■ To do ■
Transcribe every line of the records verbatim.

■ Dataset content ■

■ ■ ■ ■ ■

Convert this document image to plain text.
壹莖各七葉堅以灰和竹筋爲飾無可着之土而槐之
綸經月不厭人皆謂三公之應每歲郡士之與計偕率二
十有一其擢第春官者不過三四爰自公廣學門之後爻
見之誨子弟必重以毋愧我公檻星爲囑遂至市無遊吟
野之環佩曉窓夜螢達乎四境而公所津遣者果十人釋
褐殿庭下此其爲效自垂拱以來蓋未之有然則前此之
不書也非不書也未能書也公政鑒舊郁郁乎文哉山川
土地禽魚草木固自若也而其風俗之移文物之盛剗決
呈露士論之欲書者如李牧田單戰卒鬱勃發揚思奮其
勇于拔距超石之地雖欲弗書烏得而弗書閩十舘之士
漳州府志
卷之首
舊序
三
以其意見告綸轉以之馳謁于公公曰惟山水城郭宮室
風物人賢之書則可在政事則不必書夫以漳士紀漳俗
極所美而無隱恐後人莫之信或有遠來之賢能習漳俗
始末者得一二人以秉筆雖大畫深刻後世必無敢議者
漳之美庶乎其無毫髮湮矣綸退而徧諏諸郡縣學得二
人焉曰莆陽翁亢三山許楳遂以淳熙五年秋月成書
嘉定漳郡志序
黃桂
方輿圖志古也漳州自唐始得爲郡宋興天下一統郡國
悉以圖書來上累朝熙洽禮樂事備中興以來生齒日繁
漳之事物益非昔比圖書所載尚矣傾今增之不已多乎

■ ■ ■ ■ ■

■ Result of the task ■
Convert this document image to plain text.
壹莖各七葉堅以灰和竹筋爲飾無可着之土而槐之
綸經月不厭人皆謂三公之應每歲郡士之與計偕率二
十有一其擢第春官者不過三四爰自公廣學門之後爻
見之誨子弟必重以毋愧我公檻星爲囑遂至市無遊吟
野之環佩曉窓夜螢達乎四境而公所津遣者果十人釋
褐殿庭下此其爲效自垂拱以來蓋未之有然則前此之
不書也非不書也未能書也公政鑒舊郁郁乎文哉山川
土地禽魚草木固自若也而其風俗之移文物之盛剗決
呈露士論之欲書者如李牧田單戰卒鬱勃發揚思奮其
勇于拔距超石之地雖欲弗書烏得而弗書閩十舘之士
漳州府志
卷之首
舊序
三
以其意見告綸轉以之馳謁于公公曰惟山水城郭宮室
風物人賢之書則可在政事則不必書夫以漳士紀漳俗
極所美而無隱恐後人莫之信或有遠來之賢能習漳俗
始末者得一二人以秉筆雖大畫深刻後世必無敢議者
漳之美庶乎其無毫髮湮矣綸退而徧諏諸郡縣學得二
人焉曰莆陽翁亢三山許楳遂以淳熙五年秋月成書
嘉定漳郡志序
黃桂
方輿圖志古也漳州自唐始得爲郡宋興天下一統郡國
悉以圖書來上累朝熙洽禮樂事備中興以來生齒日繁
漳之事物益非昔比圖書所載尚矣傾今增之不已多乎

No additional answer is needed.